(Dataset records)
— Start —

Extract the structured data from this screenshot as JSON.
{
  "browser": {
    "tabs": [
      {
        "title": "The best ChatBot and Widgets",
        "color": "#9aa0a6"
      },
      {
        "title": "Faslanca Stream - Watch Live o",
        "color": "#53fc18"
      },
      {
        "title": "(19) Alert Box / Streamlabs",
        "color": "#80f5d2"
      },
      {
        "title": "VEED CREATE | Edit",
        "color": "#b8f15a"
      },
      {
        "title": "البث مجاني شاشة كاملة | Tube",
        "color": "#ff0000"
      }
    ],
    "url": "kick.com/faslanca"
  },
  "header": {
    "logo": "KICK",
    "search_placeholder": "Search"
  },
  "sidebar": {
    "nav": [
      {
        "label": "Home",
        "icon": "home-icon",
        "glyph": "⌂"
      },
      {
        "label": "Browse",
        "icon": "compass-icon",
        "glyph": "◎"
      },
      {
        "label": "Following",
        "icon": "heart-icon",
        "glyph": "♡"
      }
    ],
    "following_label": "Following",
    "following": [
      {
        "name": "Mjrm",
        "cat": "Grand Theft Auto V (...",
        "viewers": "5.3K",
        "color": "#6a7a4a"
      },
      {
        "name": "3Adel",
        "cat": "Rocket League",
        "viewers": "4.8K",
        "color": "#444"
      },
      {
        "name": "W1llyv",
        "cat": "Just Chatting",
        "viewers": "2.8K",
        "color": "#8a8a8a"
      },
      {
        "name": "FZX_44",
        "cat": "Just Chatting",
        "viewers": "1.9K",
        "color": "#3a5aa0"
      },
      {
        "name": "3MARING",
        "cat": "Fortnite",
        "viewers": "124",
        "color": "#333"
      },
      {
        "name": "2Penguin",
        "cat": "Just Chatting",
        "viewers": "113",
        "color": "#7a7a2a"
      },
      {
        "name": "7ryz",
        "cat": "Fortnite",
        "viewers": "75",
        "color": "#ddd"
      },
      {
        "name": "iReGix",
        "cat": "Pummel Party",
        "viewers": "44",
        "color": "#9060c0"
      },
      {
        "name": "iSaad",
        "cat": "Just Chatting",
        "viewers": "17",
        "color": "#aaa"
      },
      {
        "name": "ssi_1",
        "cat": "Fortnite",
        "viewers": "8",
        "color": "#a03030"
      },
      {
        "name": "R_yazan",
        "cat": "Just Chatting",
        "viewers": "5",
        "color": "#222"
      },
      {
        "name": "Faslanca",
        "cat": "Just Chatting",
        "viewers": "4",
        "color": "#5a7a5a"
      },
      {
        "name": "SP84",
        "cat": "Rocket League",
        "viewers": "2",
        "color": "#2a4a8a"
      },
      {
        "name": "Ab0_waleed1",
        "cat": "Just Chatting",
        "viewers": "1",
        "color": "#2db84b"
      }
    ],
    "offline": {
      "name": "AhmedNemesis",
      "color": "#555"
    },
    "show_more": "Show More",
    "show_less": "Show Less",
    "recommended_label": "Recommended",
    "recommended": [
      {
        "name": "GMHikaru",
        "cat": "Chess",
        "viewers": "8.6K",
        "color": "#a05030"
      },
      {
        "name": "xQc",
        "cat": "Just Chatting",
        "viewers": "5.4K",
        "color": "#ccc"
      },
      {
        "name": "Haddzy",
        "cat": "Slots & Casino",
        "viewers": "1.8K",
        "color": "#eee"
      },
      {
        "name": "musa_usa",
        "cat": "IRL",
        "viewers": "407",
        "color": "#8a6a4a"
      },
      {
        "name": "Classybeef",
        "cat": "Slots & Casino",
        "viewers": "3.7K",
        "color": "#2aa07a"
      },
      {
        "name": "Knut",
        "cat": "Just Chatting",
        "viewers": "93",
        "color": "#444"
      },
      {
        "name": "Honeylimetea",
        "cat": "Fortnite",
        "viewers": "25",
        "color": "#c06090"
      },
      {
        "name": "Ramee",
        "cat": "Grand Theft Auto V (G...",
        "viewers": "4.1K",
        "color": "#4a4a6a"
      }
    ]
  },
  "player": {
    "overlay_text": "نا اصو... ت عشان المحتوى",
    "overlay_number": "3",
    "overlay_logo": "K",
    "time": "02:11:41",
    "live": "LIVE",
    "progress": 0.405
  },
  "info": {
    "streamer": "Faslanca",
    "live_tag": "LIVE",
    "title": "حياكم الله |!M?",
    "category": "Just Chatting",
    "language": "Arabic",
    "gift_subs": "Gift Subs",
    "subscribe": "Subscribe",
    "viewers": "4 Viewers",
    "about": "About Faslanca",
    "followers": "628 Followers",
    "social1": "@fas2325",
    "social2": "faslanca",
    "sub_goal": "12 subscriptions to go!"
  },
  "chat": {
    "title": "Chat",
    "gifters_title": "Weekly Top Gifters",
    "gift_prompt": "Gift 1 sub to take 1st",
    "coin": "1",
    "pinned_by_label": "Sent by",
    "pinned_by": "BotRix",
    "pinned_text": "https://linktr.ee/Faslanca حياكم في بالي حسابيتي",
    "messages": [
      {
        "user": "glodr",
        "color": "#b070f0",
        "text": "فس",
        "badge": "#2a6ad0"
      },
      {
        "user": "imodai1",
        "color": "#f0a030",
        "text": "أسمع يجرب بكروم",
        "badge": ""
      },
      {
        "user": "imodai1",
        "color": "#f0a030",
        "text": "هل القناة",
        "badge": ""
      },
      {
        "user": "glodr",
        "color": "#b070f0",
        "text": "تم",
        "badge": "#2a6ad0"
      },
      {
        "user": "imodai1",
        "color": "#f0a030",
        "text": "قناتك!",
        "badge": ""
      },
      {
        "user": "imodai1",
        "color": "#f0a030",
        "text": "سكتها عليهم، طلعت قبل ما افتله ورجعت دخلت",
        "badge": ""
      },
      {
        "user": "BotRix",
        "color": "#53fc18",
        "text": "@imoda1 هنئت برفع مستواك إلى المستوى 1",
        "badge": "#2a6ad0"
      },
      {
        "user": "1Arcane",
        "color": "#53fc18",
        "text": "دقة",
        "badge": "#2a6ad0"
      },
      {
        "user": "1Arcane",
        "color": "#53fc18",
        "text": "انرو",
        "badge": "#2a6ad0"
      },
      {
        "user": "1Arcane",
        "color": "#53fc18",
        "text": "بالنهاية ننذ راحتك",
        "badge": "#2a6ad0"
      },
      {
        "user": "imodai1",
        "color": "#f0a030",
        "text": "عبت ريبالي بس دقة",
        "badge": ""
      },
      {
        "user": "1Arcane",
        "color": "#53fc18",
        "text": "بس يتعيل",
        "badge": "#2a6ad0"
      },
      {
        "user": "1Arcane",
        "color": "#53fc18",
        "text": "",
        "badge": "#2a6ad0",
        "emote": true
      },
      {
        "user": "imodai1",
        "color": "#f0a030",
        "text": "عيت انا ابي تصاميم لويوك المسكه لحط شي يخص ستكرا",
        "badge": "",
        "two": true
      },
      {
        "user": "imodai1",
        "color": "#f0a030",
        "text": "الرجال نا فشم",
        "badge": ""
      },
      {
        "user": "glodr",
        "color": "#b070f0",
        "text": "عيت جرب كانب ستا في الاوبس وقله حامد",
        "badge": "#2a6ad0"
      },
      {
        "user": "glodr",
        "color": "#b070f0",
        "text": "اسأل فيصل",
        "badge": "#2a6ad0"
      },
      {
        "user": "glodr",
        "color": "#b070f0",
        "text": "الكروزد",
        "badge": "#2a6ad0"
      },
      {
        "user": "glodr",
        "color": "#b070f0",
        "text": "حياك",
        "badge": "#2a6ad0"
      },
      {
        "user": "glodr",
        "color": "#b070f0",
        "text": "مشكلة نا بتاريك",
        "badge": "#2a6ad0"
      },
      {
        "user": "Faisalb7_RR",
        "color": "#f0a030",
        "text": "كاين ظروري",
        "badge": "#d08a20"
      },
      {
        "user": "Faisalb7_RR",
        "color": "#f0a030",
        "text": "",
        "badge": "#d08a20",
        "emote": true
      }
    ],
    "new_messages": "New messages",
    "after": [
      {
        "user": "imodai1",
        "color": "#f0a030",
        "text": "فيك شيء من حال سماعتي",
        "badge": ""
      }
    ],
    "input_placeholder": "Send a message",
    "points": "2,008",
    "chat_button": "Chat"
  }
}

— End —

Task requirements:
Go over the data above and copy every line that has the word "Show" in it.

Solution for this task:
    "show_more": "Show More",
    "show_less": "Show Less",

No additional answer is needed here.